Begin Given information

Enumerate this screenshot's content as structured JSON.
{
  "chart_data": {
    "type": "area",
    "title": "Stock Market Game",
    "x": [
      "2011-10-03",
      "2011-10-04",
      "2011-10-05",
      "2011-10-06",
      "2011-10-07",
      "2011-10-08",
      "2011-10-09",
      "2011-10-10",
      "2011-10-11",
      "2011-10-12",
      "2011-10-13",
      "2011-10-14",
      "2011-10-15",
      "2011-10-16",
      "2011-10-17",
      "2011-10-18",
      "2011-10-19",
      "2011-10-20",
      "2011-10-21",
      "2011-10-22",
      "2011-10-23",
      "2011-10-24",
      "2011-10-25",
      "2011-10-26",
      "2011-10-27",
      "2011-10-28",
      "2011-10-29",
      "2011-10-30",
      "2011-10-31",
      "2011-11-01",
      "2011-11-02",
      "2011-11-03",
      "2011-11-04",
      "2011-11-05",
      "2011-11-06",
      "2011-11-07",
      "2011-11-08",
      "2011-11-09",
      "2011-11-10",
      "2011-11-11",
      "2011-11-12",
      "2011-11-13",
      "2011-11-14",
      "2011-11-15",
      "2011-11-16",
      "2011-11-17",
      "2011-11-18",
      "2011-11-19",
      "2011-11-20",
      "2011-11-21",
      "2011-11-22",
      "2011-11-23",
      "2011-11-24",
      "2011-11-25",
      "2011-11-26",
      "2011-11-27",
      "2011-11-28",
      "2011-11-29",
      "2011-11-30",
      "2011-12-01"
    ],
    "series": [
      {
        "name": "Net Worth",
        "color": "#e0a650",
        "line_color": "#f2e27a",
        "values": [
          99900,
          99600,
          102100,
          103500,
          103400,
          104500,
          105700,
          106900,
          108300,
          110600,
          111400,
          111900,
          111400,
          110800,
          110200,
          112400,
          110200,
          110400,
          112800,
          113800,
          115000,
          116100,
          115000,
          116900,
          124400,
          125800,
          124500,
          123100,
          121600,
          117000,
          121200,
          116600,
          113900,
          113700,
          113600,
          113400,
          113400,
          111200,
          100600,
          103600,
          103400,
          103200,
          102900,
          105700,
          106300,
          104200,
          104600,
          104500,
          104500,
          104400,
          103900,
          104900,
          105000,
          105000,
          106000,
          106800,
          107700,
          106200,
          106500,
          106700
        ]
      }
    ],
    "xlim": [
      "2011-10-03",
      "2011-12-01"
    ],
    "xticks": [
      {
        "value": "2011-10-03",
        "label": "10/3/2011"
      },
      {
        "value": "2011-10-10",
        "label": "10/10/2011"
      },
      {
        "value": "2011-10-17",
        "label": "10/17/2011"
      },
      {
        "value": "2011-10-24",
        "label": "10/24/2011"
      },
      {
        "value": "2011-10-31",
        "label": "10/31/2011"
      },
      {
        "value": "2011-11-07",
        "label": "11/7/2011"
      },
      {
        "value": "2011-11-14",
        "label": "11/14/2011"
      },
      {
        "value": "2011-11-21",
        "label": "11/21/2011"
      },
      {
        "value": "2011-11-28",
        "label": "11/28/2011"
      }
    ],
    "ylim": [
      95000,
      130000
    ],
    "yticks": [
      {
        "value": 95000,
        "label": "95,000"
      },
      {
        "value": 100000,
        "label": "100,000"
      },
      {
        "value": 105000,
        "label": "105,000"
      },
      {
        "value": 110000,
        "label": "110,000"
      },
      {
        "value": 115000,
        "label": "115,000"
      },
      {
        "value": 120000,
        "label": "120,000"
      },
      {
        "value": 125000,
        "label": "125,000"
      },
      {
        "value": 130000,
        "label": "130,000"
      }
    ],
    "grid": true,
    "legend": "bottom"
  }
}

End Given information

■ The request ■
Write out the entries above word for word.

■ Expected output ■
Enumerate this screenshot's content as structured JSON.
{
  "chart_data": {
    "type": "area",
    "title": "Stock Market Game",
    "x": [
      "2011-10-03",
      "2011-10-04",
      "2011-10-05",
      "2011-10-06",
      "2011-10-07",
      "2011-10-08",
      "2011-10-09",
      "2011-10-10",
      "2011-10-11",
      "2011-10-12",
      "2011-10-13",
      "2011-10-14",
      "2011-10-15",
      "2011-10-16",
      "2011-10-17",
      "2011-10-18",
      "2011-10-19",
      "2011-10-20",
      "2011-10-21",
      "2011-10-22",
      "2011-10-23",
      "2011-10-24",
      "2011-10-25",
      "2011-10-26",
      "2011-10-27",
      "2011-10-28",
      "2011-10-29",
      "2011-10-30",
      "2011-10-31",
      "2011-11-01",
      "2011-11-02",
      "2011-11-03",
      "2011-11-04",
      "2011-11-05",
      "2011-11-06",
      "2011-11-07",
      "2011-11-08",
      "2011-11-09",
      "2011-11-10",
      "2011-11-11",
      "2011-11-12",
      "2011-11-13",
      "2011-11-14",
      "2011-11-15",
      "2011-11-16",
      "2011-11-17",
      "2011-11-18",
      "2011-11-19",
      "2011-11-20",
      "2011-11-21",
      "2011-11-22",
      "2011-11-23",
      "2011-11-24",
      "2011-11-25",
      "2011-11-26",
      "2011-11-27",
      "2011-11-28",
      "2011-11-29",
      "2011-11-30",
      "2011-12-01"
    ],
    "series": [
      {
        "name": "Net Worth",
        "color": "#e0a650",
        "line_color": "#f2e27a",
        "values": [
          99900,
          99600,
          102100,
          103500,
          103400,
          104500,
          105700,
          106900,
          108300,
          110600,
          111400,
          111900,
          111400,
          110800,
          110200,
          112400,
          110200,
          110400,
          112800,
          113800,
          115000,
          116100,
          115000,
          116900,
          124400,
          125800,
          124500,
          123100,
          121600,
          117000,
          121200,
          116600,
          113900,
          113700,
          113600,
          113400,
          113400,
          111200,
          100600,
          103600,
          103400,
          103200,
          102900,
          105700,
          106300,
          104200,
          104600,
          104500,
          104500,
          104400,
          103900,
          104900,
          105000,
          105000,
          106000,
          106800,
          107700,
          106200,
          106500,
          106700
        ]
      }
    ],
    "xlim": [
      "2011-10-03",
      "2011-12-01"
    ],
    "xticks": [
      {
        "value": "2011-10-03",
        "label": "10/3/2011"
      },
      {
        "value": "2011-10-10",
        "label": "10/10/2011"
      },
      {
        "value": "2011-10-17",
        "label": "10/17/2011"
      },
      {
        "value": "2011-10-24",
        "label": "10/24/2011"
      },
      {
        "value": "2011-10-31",
        "label": "10/31/2011"
      },
      {
        "value": "2011-11-07",
        "label": "11/7/2011"
      },
      {
        "value": "2011-11-14",
        "label": "11/14/2011"
      },
      {
        "value": "2011-11-21",
        "label": "11/21/2011"
      },
      {
        "value": "2011-11-28",
        "label": "11/28/2011"
      }
    ],
    "ylim": [
      95000,
      130000
    ],
    "yticks": [
      {
        "value": 95000,
        "label": "95,000"
      },
      {
        "value": 100000,
        "label": "100,000"
      },
      {
        "value": 105000,
        "label": "105,000"
      },
      {
        "value": 110000,
        "label": "110,000"
      },
      {
        "value": 115000,
        "label": "115,000"
      },
      {
        "value": 120000,
        "label": "120,000"
      },
      {
        "value": 125000,
        "label": "125,000"
      },
      {
        "value": 130000,
        "label": "130,000"
      }
    ],
    "grid": true,
    "legend": "bottom"
  }
}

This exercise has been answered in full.